***** DATASET CONTENT

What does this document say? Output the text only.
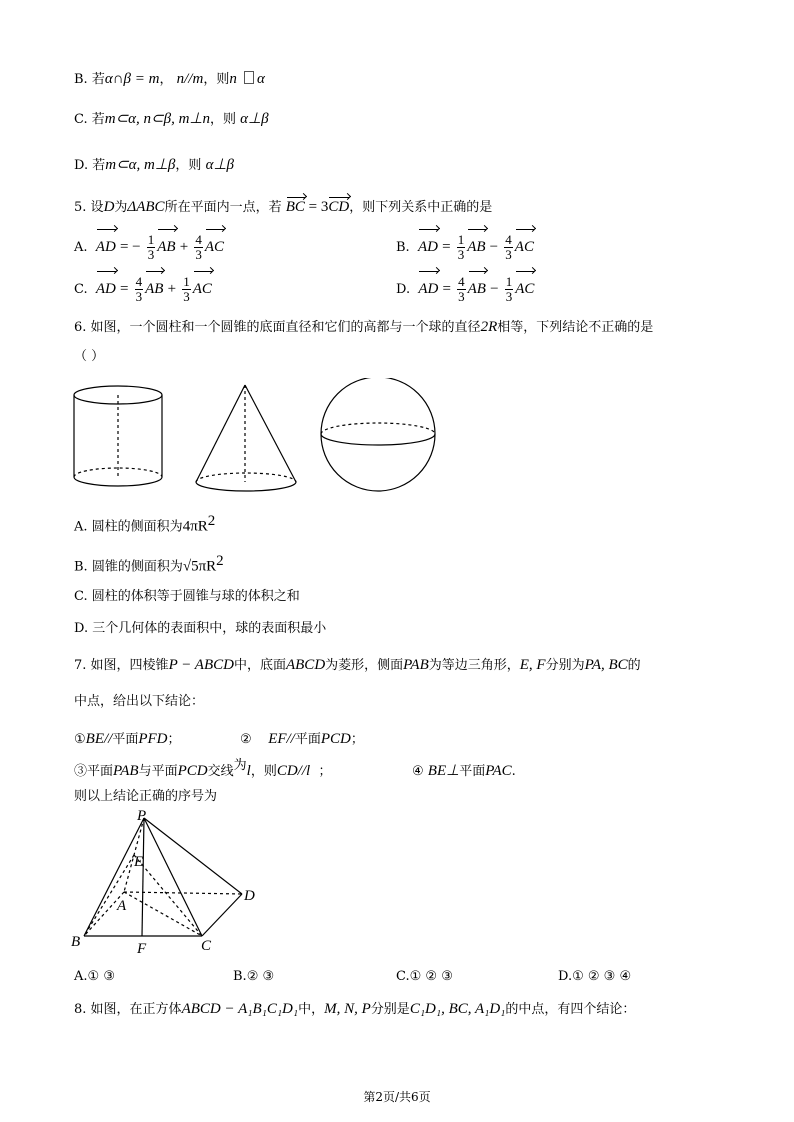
B. 若α∩β = m， n//m，则n α
C. 若m⊂α, n⊂β, m⊥n，则 α⊥β
D. 若m⊂α, m⊥β，则 α⊥β
5. 设D为ΔABC所在平面内一点，若 BC = 3CD，则下列关系中正确的是
A. AD = − $\frac{1}{3}$ AB + $\frac{4}{3}$ AC	B. AD = $\frac{1}{3}$ AB − $\frac{4}{3}$ AC
C. AD = $\frac{4}{3}$ AB + $\frac{1}{3}$ AC	D. AD = $\frac{4}{3}$ AB − $\frac{1}{3}$ AC
6. 如图，一个圆柱和一个圆锥的底面直径和它们的高都与一个球的直径2R相等，下列结论不正确的是
（ ）
A. 圆柱的侧面积为$4\pi R^2$
B. 圆锥的侧面积为$√5\pi R^2$
C. 圆柱的体积等于圆锥与球的体积之和
D. 三个几何体的表面积中，球的表面积最小
7. 如图，四棱锥P − ABCD中，底面ABCD为菱形，侧面PAB为等边三角形，E, F分别为PA, BC的
中点，给出以下结论：
①BE//平面PFD；	② EF//平面PCD；
③平面PAB与平面PCD交线为l，则CD//l ；	④ BE⊥平面PAC.
则以上结论正确的序号为
P
E
A
D
B	F	C
A.① ③	B.② ③	C.① ② ③	D.① ② ③ ④
8. 如图，在正方体ABCD − A₁B₁C₁D₁中，M, N, P分别是C₁D₁, BC, A₁D₁的中点，有四个结论：
第2页/共6页
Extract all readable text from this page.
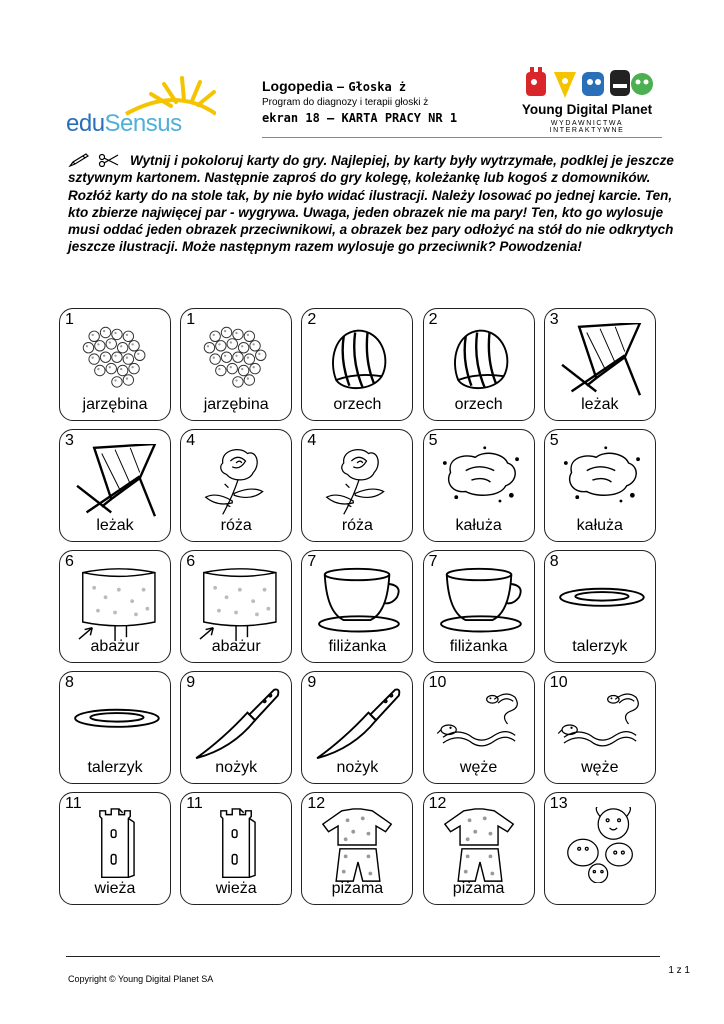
eduSensus
Logopedia – Głoska ż
Program do diagnozy i terapii głoski ż
ekran 18 – KARTA PRACY NR 1
Young Digital Planet
WYDAWNICTWA INTERAKTYWNE
Wytnij i pokoloruj karty do gry. Najlepiej, by karty były wytrzymałe, podklej je jeszcze sztywnym kartonem. Następnie zaproś do gry kolegę, koleżankę lub kogoś z domowników. Rozłóż karty do na stole tak, by nie było widać ilustracji. Należy losować po jednej karcie. Ten, kto zbierze najwięcej par - wygrywa. Uwaga, jeden obrazek nie ma pary! Ten, kto go wylosuje musi oddać jeden obrazek przeciwnikowi, a obrazek bez pary odłożyć na stół do nie odkrytych jeszcze ilustracji. Może następnym razem wylosuje go przeciwnik? Powodzenia!
1
jarzębina
1
jarzębina
2
orzech
2
orzech
3
leżak
3
leżak
4
róża
4
róża
5
kałuża
5
kałuża
6
abażur
6
abażur
7
filiżanka
7
filiżanka
8
talerzyk
8
talerzyk
9
nożyk
9
nożyk
10
węże
10
węże
11
wieża
11
wieża
12
piżama
12
piżama
13
1 z 1
Copyright © Young Digital Planet SA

**********

Pictures in the data above should not be copied; transcribe everything else exactly.

CORRECT ANSWER:
What does this document say? Output the text only.
B. 若α∩β = m， n//m，则n α
C. 若m⊂α, n⊂β, m⊥n，则 α⊥β
D. 若m⊂α, m⊥β，则 α⊥β
5. 设D为ΔABC所在平面内一点，若 BC = 3CD，则下列关系中正确的是
A. AD = − $\frac{1}{3}$ AB + $\frac{4}{3}$ AC	B. AD = $\frac{1}{3}$ AB − $\frac{4}{3}$ AC
C. AD = $\frac{4}{3}$ AB + $\frac{1}{3}$ AC	D. AD = $\frac{4}{3}$ AB − $\frac{1}{3}$ AC
6. 如图，一个圆柱和一个圆锥的底面直径和它们的高都与一个球的直径2R相等，下列结论不正确的是
（ ）
A. 圆柱的侧面积为$4\pi R^2$
B. 圆锥的侧面积为$√5\pi R^2$
C. 圆柱的体积等于圆锥与球的体积之和
D. 三个几何体的表面积中，球的表面积最小
7. 如图，四棱锥P − ABCD中，底面ABCD为菱形，侧面PAB为等边三角形，E, F分别为PA, BC的
中点，给出以下结论：
①BE//平面PFD；	② EF//平面PCD；
③平面PAB与平面PCD交线为l，则CD//l ；	④ BE⊥平面PAC.
则以上结论正确的序号为
P
E
A
D
B	F	C
A.① ③	B.② ③	C.① ② ③	D.① ② ③ ④
8. 如图，在正方体ABCD − A₁B₁C₁D₁中，M, N, P分别是C₁D₁, BC, A₁D₁的中点，有四个结论：
第2页/共6页
Extract all readable text from this page.
eduSensus
Logopedia – Głoska ż
Program do diagnozy i terapii głoski ż
ekran 18 – KARTA PRACY NR 1
Young Digital Planet
WYDAWNICTWA INTERAKTYWNE
Wytnij i pokoloruj karty do gry. Najlepiej, by karty były wytrzymałe, podklej je jeszcze sztywnym kartonem. Następnie zaproś do gry kolegę, koleżankę lub kogoś z domowników. Rozłóż karty do na stole tak, by nie było widać ilustracji. Należy losować po jednej karcie. Ten, kto zbierze najwięcej par - wygrywa. Uwaga, jeden obrazek nie ma pary! Ten, kto go wylosuje musi oddać jeden obrazek przeciwnikowi, a obrazek bez pary odłożyć na stół do nie odkrytych jeszcze ilustracji. Może następnym razem wylosuje go przeciwnik? Powodzenia!
1
jarzębina
1
jarzębina
2
orzech
2
orzech
3
leżak
3
leżak
4
róża
4
róża
5
kałuża
5
kałuża
6
abażur
6
abażur
7
filiżanka
7
filiżanka
8
talerzyk
8
talerzyk
9
nożyk
9
nożyk
10
węże
10
węże
11
wieża
11
wieża
12
piżama
12
piżama
13
1 z 1
Copyright © Young Digital Planet SA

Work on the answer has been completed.